DATASET ENTRIES:
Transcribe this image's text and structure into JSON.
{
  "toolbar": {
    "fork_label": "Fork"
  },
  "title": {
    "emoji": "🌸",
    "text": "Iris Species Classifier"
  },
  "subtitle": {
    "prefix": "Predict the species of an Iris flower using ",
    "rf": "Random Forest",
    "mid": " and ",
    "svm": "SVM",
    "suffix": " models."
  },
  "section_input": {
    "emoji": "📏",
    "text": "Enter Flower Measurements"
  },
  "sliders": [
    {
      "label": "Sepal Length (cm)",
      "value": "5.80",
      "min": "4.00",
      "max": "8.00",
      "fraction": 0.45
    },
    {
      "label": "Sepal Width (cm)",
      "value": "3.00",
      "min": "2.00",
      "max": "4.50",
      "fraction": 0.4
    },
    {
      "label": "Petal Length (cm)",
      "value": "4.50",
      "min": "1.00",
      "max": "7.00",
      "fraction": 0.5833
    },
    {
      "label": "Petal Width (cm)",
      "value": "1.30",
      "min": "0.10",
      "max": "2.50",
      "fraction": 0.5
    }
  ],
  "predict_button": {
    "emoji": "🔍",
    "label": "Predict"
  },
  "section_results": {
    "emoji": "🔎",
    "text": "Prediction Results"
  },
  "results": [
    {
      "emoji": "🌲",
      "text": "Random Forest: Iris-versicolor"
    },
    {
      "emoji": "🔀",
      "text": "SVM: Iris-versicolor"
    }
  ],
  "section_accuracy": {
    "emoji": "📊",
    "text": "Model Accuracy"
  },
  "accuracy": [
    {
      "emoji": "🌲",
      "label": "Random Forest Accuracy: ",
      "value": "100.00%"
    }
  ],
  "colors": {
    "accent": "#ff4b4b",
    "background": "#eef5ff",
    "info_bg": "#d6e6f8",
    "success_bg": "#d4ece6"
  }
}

STATED PROBLEM:
Copy out the whole listing, exactly as written.

RESPONSE TO THIS TASK:
Transcribe this image's text and structure into JSON.
{
  "toolbar": {
    "fork_label": "Fork"
  },
  "title": {
    "emoji": "🌸",
    "text": "Iris Species Classifier"
  },
  "subtitle": {
    "prefix": "Predict the species of an Iris flower using ",
    "rf": "Random Forest",
    "mid": " and ",
    "svm": "SVM",
    "suffix": " models."
  },
  "section_input": {
    "emoji": "📏",
    "text": "Enter Flower Measurements"
  },
  "sliders": [
    {
      "label": "Sepal Length (cm)",
      "value": "5.80",
      "min": "4.00",
      "max": "8.00",
      "fraction": 0.45
    },
    {
      "label": "Sepal Width (cm)",
      "value": "3.00",
      "min": "2.00",
      "max": "4.50",
      "fraction": 0.4
    },
    {
      "label": "Petal Length (cm)",
      "value": "4.50",
      "min": "1.00",
      "max": "7.00",
      "fraction": 0.5833
    },
    {
      "label": "Petal Width (cm)",
      "value": "1.30",
      "min": "0.10",
      "max": "2.50",
      "fraction": 0.5
    }
  ],
  "predict_button": {
    "emoji": "🔍",
    "label": "Predict"
  },
  "section_results": {
    "emoji": "🔎",
    "text": "Prediction Results"
  },
  "results": [
    {
      "emoji": "🌲",
      "text": "Random Forest: Iris-versicolor"
    },
    {
      "emoji": "🔀",
      "text": "SVM: Iris-versicolor"
    }
  ],
  "section_accuracy": {
    "emoji": "📊",
    "text": "Model Accuracy"
  },
  "accuracy": [
    {
      "emoji": "🌲",
      "label": "Random Forest Accuracy: ",
      "value": "100.00%"
    }
  ],
  "colors": {
    "accent": "#ff4b4b",
    "background": "#eef5ff",
    "info_bg": "#d6e6f8",
    "success_bg": "#d4ece6"
  }
}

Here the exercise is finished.